(WHAT TO DO) Locate each line with the string "MEMS" in the listing below and copy it.

(RECORD EXCERPTS)
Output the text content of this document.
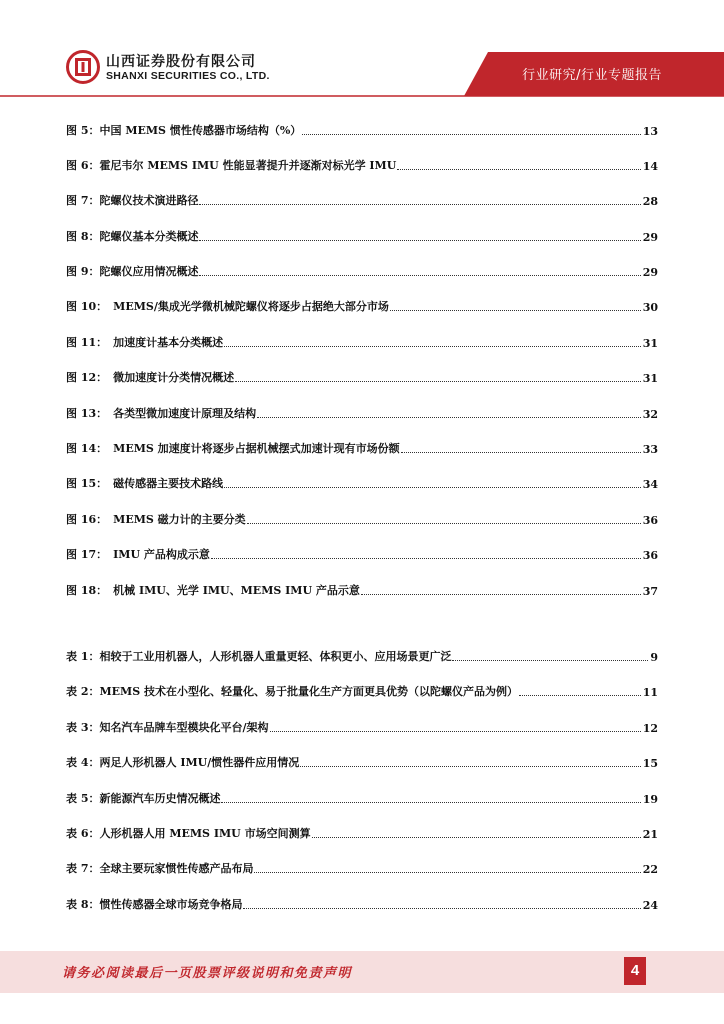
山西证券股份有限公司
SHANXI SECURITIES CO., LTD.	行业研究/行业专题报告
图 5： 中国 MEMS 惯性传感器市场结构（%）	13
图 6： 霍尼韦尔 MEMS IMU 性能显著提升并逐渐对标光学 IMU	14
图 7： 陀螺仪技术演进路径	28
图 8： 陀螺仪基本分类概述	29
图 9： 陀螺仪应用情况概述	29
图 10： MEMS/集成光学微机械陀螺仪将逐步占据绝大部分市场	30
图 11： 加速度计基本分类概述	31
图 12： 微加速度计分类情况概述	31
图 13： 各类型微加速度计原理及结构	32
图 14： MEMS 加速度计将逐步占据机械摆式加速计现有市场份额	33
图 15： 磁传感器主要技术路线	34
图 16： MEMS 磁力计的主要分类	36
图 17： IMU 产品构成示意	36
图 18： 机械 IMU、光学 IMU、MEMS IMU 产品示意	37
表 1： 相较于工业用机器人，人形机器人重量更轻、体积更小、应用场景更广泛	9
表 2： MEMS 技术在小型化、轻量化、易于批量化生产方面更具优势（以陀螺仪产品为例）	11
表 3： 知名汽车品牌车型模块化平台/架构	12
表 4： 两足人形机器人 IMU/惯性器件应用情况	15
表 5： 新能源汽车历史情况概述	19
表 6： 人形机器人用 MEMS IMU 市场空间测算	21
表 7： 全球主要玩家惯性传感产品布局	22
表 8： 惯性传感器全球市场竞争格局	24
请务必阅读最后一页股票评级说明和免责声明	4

==

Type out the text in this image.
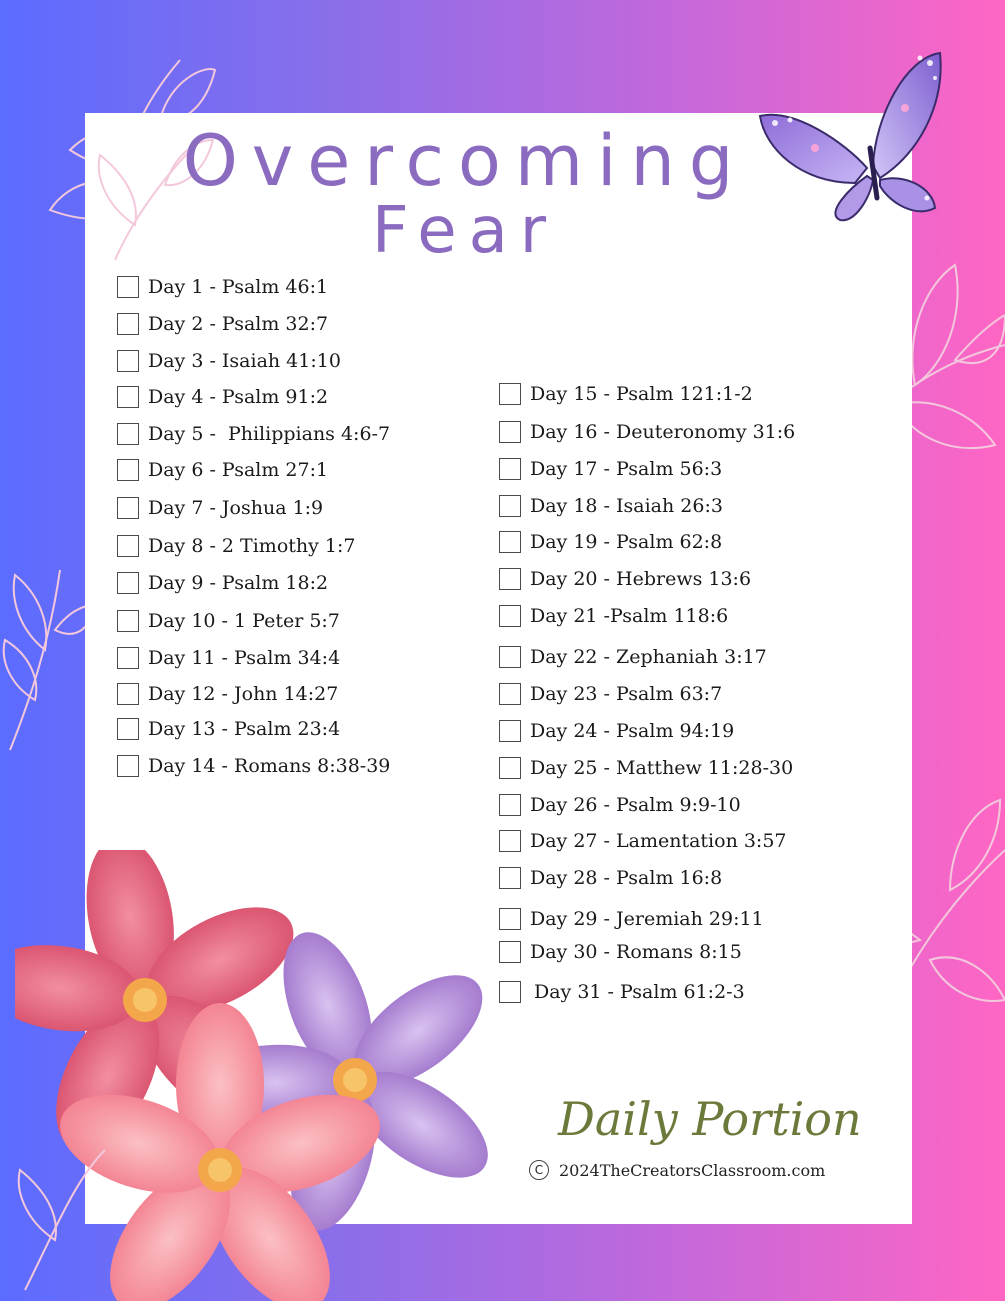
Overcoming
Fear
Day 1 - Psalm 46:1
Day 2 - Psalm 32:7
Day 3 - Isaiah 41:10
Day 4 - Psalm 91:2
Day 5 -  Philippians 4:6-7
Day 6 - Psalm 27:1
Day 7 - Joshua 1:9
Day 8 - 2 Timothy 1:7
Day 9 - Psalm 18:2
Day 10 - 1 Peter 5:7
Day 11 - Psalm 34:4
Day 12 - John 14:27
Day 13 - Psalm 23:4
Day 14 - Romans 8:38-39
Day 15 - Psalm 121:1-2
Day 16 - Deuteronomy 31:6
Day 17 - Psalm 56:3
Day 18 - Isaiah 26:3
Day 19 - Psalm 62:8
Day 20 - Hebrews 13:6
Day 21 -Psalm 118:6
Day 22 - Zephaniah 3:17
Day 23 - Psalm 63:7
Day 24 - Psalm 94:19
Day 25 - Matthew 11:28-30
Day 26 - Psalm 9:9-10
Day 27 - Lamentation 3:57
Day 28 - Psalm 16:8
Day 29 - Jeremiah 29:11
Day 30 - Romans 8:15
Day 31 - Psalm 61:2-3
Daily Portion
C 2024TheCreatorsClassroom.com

(RESPONSE TO THIS EXERCISE)
图 5： 中国 MEMS 惯性传感器市场结构（%）	13
图 6： 霍尼韦尔 MEMS IMU 性能显著提升并逐渐对标光学 IMU	14
图 10： MEMS/集成光学微机械陀螺仪将逐步占据绝大部分市场	30
图 14： MEMS 加速度计将逐步占据机械摆式加速计现有市场份额	33
图 16： MEMS 磁力计的主要分类	36
图 18： 机械 IMU、光学 IMU、MEMS IMU 产品示意	37
表 2： MEMS 技术在小型化、轻量化、易于批量化生产方面更具优势（以陀螺仪产品为例）	11
表 6： 人形机器人用 MEMS IMU 市场空间测算	21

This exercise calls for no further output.